Return the listing below unchanged, minus its pictures.

╭─ INPUT DATA

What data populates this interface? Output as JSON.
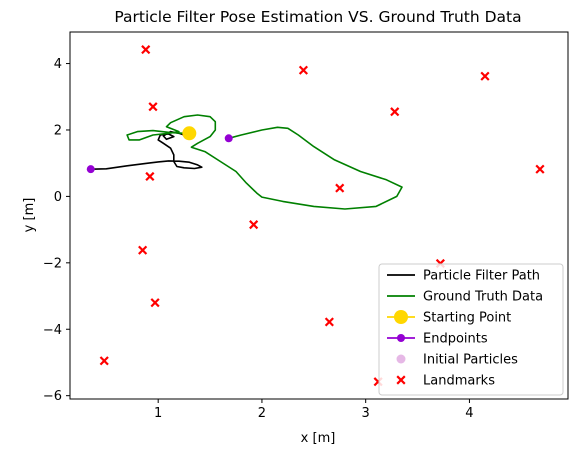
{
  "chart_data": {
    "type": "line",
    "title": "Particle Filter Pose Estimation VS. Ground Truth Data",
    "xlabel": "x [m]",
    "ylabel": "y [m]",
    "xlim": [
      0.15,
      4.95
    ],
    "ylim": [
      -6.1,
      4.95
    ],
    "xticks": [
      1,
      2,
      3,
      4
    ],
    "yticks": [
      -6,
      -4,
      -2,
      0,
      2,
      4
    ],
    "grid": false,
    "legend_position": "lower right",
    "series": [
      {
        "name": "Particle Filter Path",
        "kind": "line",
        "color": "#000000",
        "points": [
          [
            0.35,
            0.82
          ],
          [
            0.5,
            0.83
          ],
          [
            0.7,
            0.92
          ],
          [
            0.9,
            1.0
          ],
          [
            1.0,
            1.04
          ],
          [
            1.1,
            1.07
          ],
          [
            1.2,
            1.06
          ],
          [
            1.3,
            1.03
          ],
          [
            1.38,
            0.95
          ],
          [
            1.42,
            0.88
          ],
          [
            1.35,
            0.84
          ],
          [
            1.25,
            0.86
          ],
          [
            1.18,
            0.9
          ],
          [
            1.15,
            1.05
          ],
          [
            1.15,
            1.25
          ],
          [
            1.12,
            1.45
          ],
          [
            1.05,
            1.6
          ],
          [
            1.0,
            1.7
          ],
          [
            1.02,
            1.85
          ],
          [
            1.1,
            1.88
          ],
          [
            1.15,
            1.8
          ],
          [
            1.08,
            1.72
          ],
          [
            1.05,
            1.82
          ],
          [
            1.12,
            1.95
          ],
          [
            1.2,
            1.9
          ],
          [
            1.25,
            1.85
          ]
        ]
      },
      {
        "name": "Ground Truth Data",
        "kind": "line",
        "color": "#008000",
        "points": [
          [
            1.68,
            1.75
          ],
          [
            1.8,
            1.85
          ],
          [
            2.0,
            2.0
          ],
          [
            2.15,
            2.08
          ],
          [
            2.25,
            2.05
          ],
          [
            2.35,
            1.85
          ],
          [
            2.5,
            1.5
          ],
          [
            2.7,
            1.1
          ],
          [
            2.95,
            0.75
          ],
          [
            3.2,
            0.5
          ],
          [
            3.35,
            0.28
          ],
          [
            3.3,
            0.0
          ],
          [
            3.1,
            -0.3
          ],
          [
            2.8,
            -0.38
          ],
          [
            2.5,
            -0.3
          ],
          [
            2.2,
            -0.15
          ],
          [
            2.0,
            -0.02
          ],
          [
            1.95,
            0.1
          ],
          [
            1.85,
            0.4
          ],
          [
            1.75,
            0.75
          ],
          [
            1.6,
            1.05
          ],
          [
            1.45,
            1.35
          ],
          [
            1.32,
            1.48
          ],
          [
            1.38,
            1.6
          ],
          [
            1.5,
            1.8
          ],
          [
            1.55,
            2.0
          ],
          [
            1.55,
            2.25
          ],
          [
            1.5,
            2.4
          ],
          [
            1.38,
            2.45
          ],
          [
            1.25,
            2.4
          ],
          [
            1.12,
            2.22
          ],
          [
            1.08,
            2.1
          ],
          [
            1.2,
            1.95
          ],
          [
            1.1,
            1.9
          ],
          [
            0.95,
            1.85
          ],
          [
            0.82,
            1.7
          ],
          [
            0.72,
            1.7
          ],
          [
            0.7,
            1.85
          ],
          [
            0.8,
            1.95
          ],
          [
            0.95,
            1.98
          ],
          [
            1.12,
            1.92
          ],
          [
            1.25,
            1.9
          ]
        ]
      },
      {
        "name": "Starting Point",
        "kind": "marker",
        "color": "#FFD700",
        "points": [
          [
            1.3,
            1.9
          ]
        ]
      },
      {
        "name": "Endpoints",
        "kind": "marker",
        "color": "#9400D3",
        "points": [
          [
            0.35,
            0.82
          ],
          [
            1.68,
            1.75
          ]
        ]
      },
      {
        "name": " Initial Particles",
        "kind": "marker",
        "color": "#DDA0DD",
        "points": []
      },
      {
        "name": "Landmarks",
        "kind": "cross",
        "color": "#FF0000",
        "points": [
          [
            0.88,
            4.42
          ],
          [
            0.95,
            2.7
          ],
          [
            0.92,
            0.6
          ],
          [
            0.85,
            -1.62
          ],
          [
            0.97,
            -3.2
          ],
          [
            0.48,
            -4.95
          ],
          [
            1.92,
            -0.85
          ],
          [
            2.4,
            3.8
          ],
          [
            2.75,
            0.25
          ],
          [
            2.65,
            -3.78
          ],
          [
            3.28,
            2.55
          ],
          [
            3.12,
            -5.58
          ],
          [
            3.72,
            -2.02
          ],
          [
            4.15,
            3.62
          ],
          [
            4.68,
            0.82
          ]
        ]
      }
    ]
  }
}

╰─

EXERCISE RESPONSE
What data populates this interface? Output as JSON.
{
  "chart_data": {
    "type": "line",
    "title": "Particle Filter Pose Estimation VS. Ground Truth Data",
    "xlabel": "x [m]",
    "ylabel": "y [m]",
    "xlim": [
      0.15,
      4.95
    ],
    "ylim": [
      -6.1,
      4.95
    ],
    "xticks": [
      1,
      2,
      3,
      4
    ],
    "yticks": [
      -6,
      -4,
      -2,
      0,
      2,
      4
    ],
    "grid": false,
    "legend_position": "lower right",
    "series": [
      {
        "name": "Particle Filter Path",
        "kind": "line",
        "color": "#000000",
        "points": [
          [
            0.35,
            0.82
          ],
          [
            0.5,
            0.83
          ],
          [
            0.7,
            0.92
          ],
          [
            0.9,
            1.0
          ],
          [
            1.0,
            1.04
          ],
          [
            1.1,
            1.07
          ],
          [
            1.2,
            1.06
          ],
          [
            1.3,
            1.03
          ],
          [
            1.38,
            0.95
          ],
          [
            1.42,
            0.88
          ],
          [
            1.35,
            0.84
          ],
          [
            1.25,
            0.86
          ],
          [
            1.18,
            0.9
          ],
          [
            1.15,
            1.05
          ],
          [
            1.15,
            1.25
          ],
          [
            1.12,
            1.45
          ],
          [
            1.05,
            1.6
          ],
          [
            1.0,
            1.7
          ],
          [
            1.02,
            1.85
          ],
          [
            1.1,
            1.88
          ],
          [
            1.15,
            1.8
          ],
          [
            1.08,
            1.72
          ],
          [
            1.05,
            1.82
          ],
          [
            1.12,
            1.95
          ],
          [
            1.2,
            1.9
          ],
          [
            1.25,
            1.85
          ]
        ]
      },
      {
        "name": "Ground Truth Data",
        "kind": "line",
        "color": "#008000",
        "points": [
          [
            1.68,
            1.75
          ],
          [
            1.8,
            1.85
          ],
          [
            2.0,
            2.0
          ],
          [
            2.15,
            2.08
          ],
          [
            2.25,
            2.05
          ],
          [
            2.35,
            1.85
          ],
          [
            2.5,
            1.5
          ],
          [
            2.7,
            1.1
          ],
          [
            2.95,
            0.75
          ],
          [
            3.2,
            0.5
          ],
          [
            3.35,
            0.28
          ],
          [
            3.3,
            0.0
          ],
          [
            3.1,
            -0.3
          ],
          [
            2.8,
            -0.38
          ],
          [
            2.5,
            -0.3
          ],
          [
            2.2,
            -0.15
          ],
          [
            2.0,
            -0.02
          ],
          [
            1.95,
            0.1
          ],
          [
            1.85,
            0.4
          ],
          [
            1.75,
            0.75
          ],
          [
            1.6,
            1.05
          ],
          [
            1.45,
            1.35
          ],
          [
            1.32,
            1.48
          ],
          [
            1.38,
            1.6
          ],
          [
            1.5,
            1.8
          ],
          [
            1.55,
            2.0
          ],
          [
            1.55,
            2.25
          ],
          [
            1.5,
            2.4
          ],
          [
            1.38,
            2.45
          ],
          [
            1.25,
            2.4
          ],
          [
            1.12,
            2.22
          ],
          [
            1.08,
            2.1
          ],
          [
            1.2,
            1.95
          ],
          [
            1.1,
            1.9
          ],
          [
            0.95,
            1.85
          ],
          [
            0.82,
            1.7
          ],
          [
            0.72,
            1.7
          ],
          [
            0.7,
            1.85
          ],
          [
            0.8,
            1.95
          ],
          [
            0.95,
            1.98
          ],
          [
            1.12,
            1.92
          ],
          [
            1.25,
            1.9
          ]
        ]
      },
      {
        "name": "Starting Point",
        "kind": "marker",
        "color": "#FFD700",
        "points": [
          [
            1.3,
            1.9
          ]
        ]
      },
      {
        "name": "Endpoints",
        "kind": "marker",
        "color": "#9400D3",
        "points": [
          [
            0.35,
            0.82
          ],
          [
            1.68,
            1.75
          ]
        ]
      },
      {
        "name": " Initial Particles",
        "kind": "marker",
        "color": "#DDA0DD",
        "points": []
      },
      {
        "name": "Landmarks",
        "kind": "cross",
        "color": "#FF0000",
        "points": [
          [
            0.88,
            4.42
          ],
          [
            0.95,
            2.7
          ],
          [
            0.92,
            0.6
          ],
          [
            0.85,
            -1.62
          ],
          [
            0.97,
            -3.2
          ],
          [
            0.48,
            -4.95
          ],
          [
            1.92,
            -0.85
          ],
          [
            2.4,
            3.8
          ],
          [
            2.75,
            0.25
          ],
          [
            2.65,
            -3.78
          ],
          [
            3.28,
            2.55
          ],
          [
            3.12,
            -5.58
          ],
          [
            3.72,
            -2.02
          ],
          [
            4.15,
            3.62
          ],
          [
            4.68,
            0.82
          ]
        ]
      }
    ]
  }
}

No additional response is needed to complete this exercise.